--- Start Given records ---

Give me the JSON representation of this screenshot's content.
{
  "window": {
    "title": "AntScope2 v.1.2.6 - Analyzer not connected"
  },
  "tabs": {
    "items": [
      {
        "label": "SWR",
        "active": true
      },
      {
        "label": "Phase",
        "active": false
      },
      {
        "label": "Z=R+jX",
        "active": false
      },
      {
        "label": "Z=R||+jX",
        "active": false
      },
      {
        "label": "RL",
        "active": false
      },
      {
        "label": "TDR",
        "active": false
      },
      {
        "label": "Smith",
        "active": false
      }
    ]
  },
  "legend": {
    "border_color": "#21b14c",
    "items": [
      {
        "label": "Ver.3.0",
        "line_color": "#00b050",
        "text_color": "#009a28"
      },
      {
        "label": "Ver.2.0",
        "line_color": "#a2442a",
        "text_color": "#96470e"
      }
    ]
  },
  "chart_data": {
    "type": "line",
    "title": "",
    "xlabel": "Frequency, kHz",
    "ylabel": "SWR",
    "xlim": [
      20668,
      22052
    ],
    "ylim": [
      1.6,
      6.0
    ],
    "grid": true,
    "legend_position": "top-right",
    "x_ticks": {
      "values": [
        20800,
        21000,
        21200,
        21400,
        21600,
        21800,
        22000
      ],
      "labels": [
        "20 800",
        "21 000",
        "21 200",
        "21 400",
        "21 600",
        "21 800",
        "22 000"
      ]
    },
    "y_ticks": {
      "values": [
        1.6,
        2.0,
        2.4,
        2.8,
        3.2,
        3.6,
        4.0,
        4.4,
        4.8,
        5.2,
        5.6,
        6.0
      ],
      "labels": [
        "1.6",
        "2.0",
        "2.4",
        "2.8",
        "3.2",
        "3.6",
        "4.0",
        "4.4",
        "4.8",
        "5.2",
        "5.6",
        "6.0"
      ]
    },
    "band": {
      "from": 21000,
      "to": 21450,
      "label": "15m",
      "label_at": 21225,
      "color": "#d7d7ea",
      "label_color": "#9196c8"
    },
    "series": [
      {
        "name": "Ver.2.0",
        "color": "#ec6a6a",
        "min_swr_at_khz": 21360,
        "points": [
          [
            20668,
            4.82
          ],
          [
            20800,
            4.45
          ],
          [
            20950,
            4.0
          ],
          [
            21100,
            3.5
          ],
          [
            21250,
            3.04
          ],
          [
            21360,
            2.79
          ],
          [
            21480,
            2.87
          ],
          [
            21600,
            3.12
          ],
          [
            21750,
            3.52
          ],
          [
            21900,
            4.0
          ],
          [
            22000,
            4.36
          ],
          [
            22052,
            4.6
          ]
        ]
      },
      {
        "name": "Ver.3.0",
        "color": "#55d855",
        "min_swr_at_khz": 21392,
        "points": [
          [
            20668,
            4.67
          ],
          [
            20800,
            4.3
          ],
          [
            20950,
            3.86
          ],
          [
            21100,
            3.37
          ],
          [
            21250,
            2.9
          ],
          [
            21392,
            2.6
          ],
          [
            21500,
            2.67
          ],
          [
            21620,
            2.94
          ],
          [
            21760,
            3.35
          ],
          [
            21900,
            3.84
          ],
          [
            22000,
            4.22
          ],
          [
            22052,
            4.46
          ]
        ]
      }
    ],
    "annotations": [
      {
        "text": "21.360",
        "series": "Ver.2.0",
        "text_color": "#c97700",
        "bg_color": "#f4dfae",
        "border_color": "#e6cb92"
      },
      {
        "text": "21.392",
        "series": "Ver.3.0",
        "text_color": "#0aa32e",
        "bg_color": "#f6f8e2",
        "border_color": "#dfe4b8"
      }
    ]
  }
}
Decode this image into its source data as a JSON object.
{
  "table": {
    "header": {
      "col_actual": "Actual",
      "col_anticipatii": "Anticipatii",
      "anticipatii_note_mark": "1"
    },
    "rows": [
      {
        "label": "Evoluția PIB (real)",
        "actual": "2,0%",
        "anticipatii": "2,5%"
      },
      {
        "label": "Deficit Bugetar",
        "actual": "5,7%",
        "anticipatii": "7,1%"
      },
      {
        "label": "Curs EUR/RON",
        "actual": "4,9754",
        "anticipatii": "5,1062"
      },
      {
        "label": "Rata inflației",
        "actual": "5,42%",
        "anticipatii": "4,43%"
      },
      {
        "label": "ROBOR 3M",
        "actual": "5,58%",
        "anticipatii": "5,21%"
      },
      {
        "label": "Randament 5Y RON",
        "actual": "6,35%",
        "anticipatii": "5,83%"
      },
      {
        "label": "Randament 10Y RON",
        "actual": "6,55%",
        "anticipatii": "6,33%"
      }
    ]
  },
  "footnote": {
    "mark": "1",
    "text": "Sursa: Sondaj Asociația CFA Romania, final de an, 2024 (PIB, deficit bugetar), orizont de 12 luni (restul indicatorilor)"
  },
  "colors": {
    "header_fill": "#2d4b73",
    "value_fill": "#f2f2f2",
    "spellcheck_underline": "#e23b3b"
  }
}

--- End Given records ---

• _What the task asks_: Scan the listing above. Gather each line that contains the word "JSON".

• _Expected answer_:
Give me the JSON representation of this screenshot's content.
Decode this image into its source data as a JSON object.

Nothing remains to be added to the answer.